WHAT YOU WILL DO:
Scan the lines below; pull out those with "button".

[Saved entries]
>>

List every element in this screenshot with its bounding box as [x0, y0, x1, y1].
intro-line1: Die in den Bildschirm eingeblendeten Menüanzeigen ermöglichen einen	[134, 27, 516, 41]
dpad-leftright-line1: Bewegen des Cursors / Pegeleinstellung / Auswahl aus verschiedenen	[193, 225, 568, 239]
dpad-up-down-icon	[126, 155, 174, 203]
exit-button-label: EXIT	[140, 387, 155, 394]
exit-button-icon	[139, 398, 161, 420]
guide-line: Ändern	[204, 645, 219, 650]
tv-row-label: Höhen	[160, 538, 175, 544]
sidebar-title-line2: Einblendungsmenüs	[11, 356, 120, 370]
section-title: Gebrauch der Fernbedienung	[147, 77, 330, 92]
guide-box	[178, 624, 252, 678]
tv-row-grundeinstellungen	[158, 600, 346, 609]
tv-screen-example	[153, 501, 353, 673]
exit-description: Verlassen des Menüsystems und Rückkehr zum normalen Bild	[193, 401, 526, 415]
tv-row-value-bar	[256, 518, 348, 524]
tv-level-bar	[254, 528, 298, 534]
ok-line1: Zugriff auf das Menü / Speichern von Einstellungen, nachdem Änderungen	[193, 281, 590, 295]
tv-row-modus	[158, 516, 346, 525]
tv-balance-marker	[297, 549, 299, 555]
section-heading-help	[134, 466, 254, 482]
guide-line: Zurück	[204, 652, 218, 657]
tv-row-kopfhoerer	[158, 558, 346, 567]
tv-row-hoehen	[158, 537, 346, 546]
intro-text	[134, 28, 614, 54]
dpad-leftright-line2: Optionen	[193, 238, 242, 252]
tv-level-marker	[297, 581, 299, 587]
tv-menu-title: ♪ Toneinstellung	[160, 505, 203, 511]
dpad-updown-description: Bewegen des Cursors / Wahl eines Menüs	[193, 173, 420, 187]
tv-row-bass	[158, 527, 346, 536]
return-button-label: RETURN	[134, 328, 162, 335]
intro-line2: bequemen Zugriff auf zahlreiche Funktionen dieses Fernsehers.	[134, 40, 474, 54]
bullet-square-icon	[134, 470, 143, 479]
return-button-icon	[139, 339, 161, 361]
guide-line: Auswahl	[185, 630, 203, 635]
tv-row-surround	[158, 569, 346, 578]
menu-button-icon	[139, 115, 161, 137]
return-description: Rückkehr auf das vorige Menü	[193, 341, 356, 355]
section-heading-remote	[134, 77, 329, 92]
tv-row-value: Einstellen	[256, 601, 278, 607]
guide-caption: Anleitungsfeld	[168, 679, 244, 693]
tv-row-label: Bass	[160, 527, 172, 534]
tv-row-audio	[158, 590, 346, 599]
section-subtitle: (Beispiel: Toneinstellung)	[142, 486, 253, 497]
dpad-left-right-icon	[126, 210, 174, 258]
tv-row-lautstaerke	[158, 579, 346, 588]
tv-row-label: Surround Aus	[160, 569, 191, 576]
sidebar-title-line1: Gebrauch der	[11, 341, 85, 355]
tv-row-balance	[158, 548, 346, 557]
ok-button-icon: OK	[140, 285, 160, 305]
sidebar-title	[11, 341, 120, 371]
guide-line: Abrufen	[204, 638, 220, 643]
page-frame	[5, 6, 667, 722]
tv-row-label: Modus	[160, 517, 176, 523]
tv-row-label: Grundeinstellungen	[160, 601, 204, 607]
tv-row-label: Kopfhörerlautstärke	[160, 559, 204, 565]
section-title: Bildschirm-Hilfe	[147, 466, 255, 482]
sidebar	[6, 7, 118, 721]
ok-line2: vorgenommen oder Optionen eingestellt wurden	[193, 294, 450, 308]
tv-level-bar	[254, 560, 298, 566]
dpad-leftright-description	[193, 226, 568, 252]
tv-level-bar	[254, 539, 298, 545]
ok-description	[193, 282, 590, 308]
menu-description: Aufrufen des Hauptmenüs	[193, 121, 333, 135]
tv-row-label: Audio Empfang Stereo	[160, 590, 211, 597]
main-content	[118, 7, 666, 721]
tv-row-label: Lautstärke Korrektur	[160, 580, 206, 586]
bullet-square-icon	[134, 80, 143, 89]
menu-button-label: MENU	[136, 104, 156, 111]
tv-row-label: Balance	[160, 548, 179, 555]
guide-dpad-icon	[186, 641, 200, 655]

<<
>>

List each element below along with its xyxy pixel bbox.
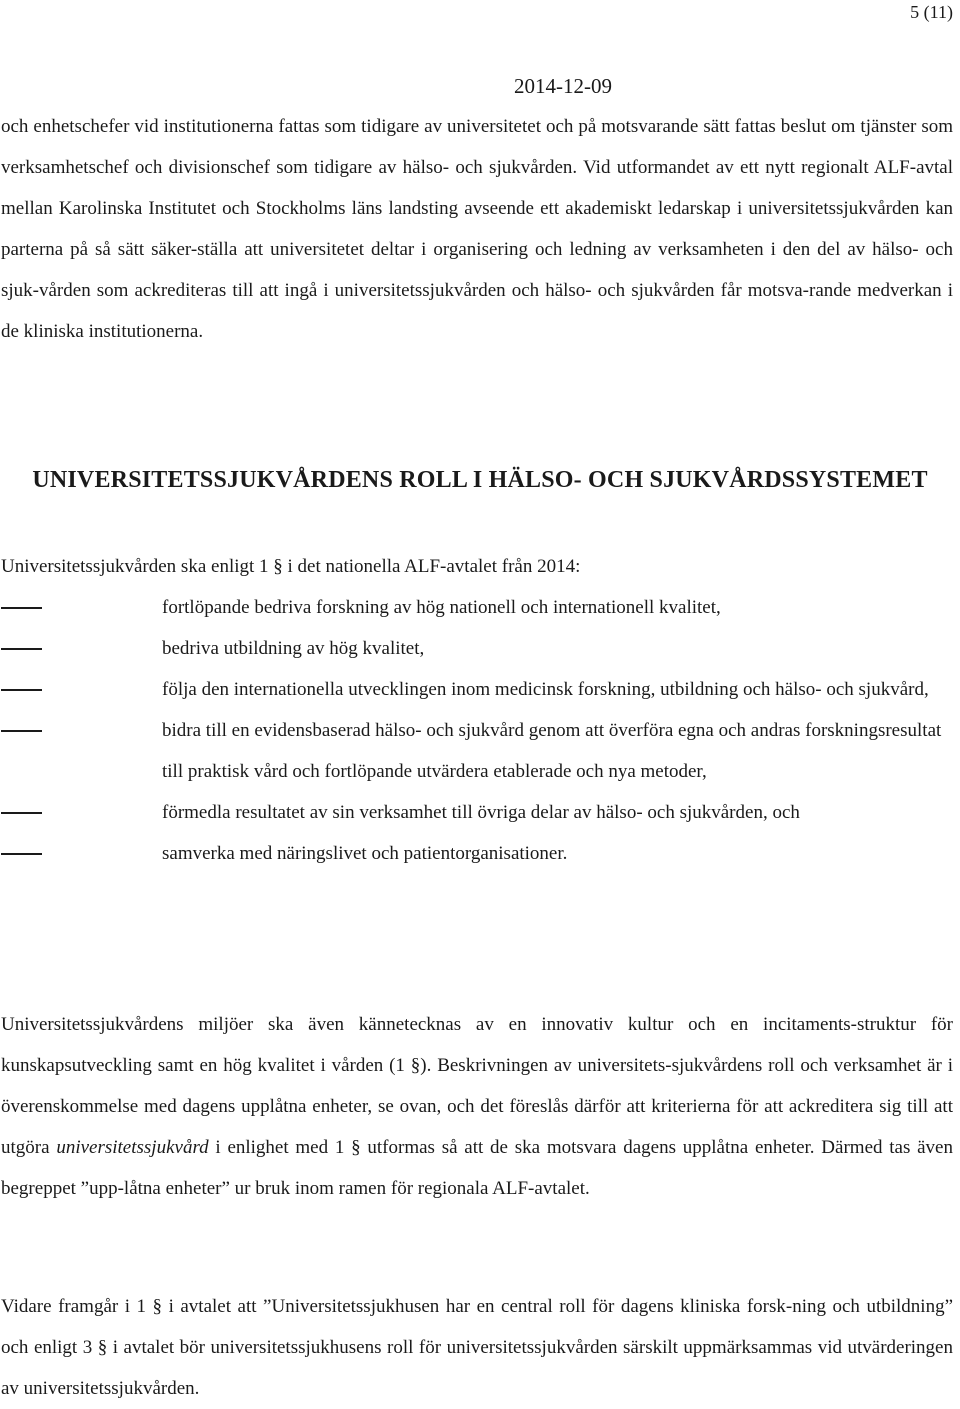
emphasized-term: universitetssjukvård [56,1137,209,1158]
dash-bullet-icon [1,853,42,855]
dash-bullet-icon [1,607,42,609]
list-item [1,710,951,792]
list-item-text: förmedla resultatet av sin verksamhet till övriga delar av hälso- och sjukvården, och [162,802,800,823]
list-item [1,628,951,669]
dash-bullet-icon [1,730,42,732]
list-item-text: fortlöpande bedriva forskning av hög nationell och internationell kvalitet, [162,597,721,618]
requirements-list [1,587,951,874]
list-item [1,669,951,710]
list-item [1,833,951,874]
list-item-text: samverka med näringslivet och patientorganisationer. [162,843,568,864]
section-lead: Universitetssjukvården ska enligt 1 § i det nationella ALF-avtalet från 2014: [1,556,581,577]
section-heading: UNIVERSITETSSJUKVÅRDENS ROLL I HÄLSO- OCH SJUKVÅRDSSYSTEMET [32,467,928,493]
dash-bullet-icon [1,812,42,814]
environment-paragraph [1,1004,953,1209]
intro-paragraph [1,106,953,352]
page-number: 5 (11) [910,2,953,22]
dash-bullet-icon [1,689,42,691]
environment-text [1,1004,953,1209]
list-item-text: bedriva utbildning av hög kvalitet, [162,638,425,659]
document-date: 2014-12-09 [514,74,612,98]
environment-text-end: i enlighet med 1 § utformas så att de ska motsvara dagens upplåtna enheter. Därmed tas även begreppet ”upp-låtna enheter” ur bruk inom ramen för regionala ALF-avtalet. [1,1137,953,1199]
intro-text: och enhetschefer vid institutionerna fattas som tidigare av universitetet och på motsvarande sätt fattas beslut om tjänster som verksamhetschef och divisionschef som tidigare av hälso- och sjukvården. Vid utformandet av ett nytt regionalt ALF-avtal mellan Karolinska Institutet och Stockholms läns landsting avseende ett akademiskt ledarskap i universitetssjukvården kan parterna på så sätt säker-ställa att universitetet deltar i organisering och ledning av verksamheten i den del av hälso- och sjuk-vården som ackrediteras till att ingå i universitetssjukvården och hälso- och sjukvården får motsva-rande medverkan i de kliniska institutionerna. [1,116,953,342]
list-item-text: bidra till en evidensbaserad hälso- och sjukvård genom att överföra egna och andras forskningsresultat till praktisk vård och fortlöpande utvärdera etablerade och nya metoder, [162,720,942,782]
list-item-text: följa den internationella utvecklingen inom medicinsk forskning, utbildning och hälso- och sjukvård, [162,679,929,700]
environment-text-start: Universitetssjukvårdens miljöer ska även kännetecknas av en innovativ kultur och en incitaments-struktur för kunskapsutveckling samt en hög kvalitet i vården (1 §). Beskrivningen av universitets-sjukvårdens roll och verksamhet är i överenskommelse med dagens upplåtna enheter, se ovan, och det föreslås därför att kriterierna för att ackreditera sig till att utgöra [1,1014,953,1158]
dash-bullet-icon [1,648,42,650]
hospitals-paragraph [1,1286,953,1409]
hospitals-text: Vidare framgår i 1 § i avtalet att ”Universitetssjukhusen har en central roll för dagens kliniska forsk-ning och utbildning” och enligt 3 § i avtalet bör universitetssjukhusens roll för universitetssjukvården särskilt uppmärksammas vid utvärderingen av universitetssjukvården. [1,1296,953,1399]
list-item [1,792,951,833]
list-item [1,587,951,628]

<<

RESPONSE TO THIS EXERCISE:
exit-button-label: EXIT	[140, 387, 155, 394]
exit-button-icon	[139, 398, 161, 420]
return-button-label: RETURN	[134, 328, 162, 335]
return-button-icon	[139, 339, 161, 361]
menu-button-icon	[139, 115, 161, 137]
ok-button-icon: OK	[140, 285, 160, 305]
menu-button-label: MENU	[136, 104, 156, 111]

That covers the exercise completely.